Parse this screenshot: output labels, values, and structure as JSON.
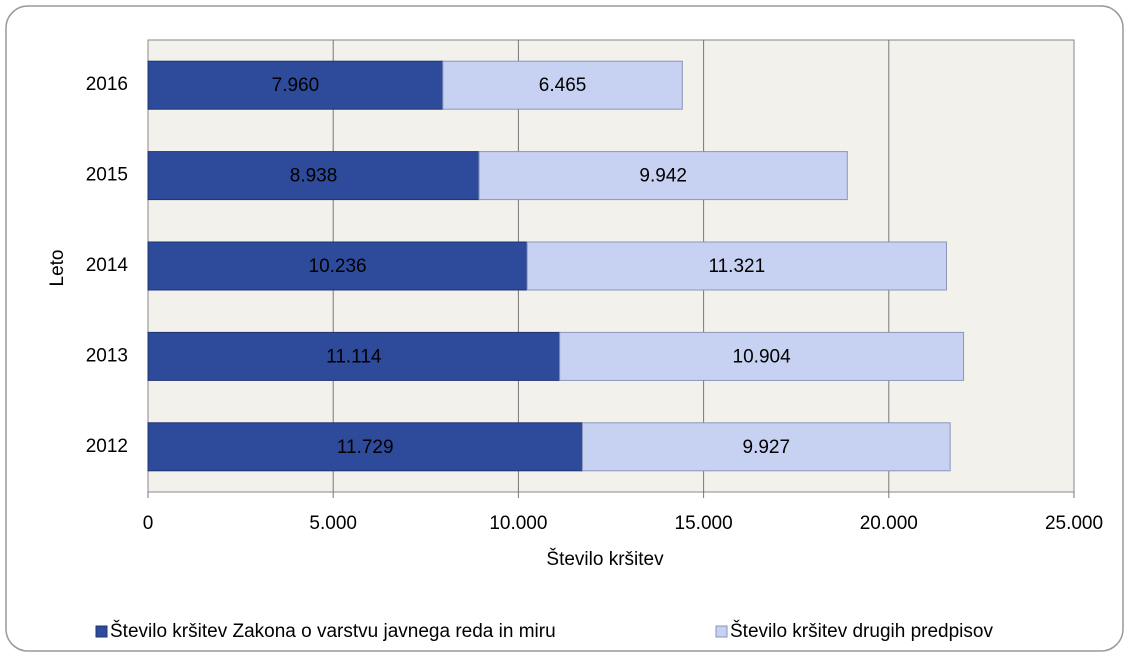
{
  "chart_data": {
    "type": "stacked_barh",
    "categories": [
      "2016",
      "2015",
      "2014",
      "2013",
      "2012"
    ],
    "series": [
      {
        "name": "Število kršitev Zakona o varstvu javnega reda in miru",
        "color": "#2e4a9a",
        "values": [
          7960,
          8938,
          10236,
          11114,
          11729
        ],
        "value_labels": [
          "7.960",
          "8.938",
          "10.236",
          "11.114",
          "11.729"
        ]
      },
      {
        "name": "Število kršitev drugih predpisov",
        "color": "#c7d2f2",
        "values": [
          6465,
          9942,
          11321,
          10904,
          9927
        ],
        "value_labels": [
          "6.465",
          "9.942",
          "11.321",
          "10.904",
          "9.927"
        ]
      }
    ],
    "xlabel": "Število kršitev",
    "ylabel": "Leto",
    "xlim": [
      0,
      25000
    ],
    "xticks": [
      0,
      {
        "value": 5000,
        "label": "5.000"
      },
      {
        "value": 10000,
        "label": "10.000"
      },
      {
        "value": 15000,
        "label": "15.000"
      },
      {
        "value": 20000,
        "label": "20.000"
      },
      {
        "value": 25000,
        "label": "25.000"
      }
    ],
    "grid": true,
    "legend": "bottom"
  }
}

###

▸ **Exercise instructions**:
Copy the records word for word, leaving no picture in the copy.

▸ **Solution**:
Parse this screenshot: output labels, values, and structure as JSON.
{
  "chart_data": {
    "type": "stacked_barh",
    "categories": [
      "2016",
      "2015",
      "2014",
      "2013",
      "2012"
    ],
    "series": [
      {
        "name": "Število kršitev Zakona o varstvu javnega reda in miru",
        "color": "#2e4a9a",
        "values": [
          7960,
          8938,
          10236,
          11114,
          11729
        ],
        "value_labels": [
          "7.960",
          "8.938",
          "10.236",
          "11.114",
          "11.729"
        ]
      },
      {
        "name": "Število kršitev drugih predpisov",
        "color": "#c7d2f2",
        "values": [
          6465,
          9942,
          11321,
          10904,
          9927
        ],
        "value_labels": [
          "6.465",
          "9.942",
          "11.321",
          "10.904",
          "9.927"
        ]
      }
    ],
    "xlabel": "Število kršitev",
    "ylabel": "Leto",
    "xlim": [
      0,
      25000
    ],
    "xticks": [
      0,
      {
        "value": 5000,
        "label": "5.000"
      },
      {
        "value": 10000,
        "label": "10.000"
      },
      {
        "value": 15000,
        "label": "15.000"
      },
      {
        "value": 20000,
        "label": "20.000"
      },
      {
        "value": 25000,
        "label": "25.000"
      }
    ],
    "grid": true,
    "legend": "bottom"
  }
}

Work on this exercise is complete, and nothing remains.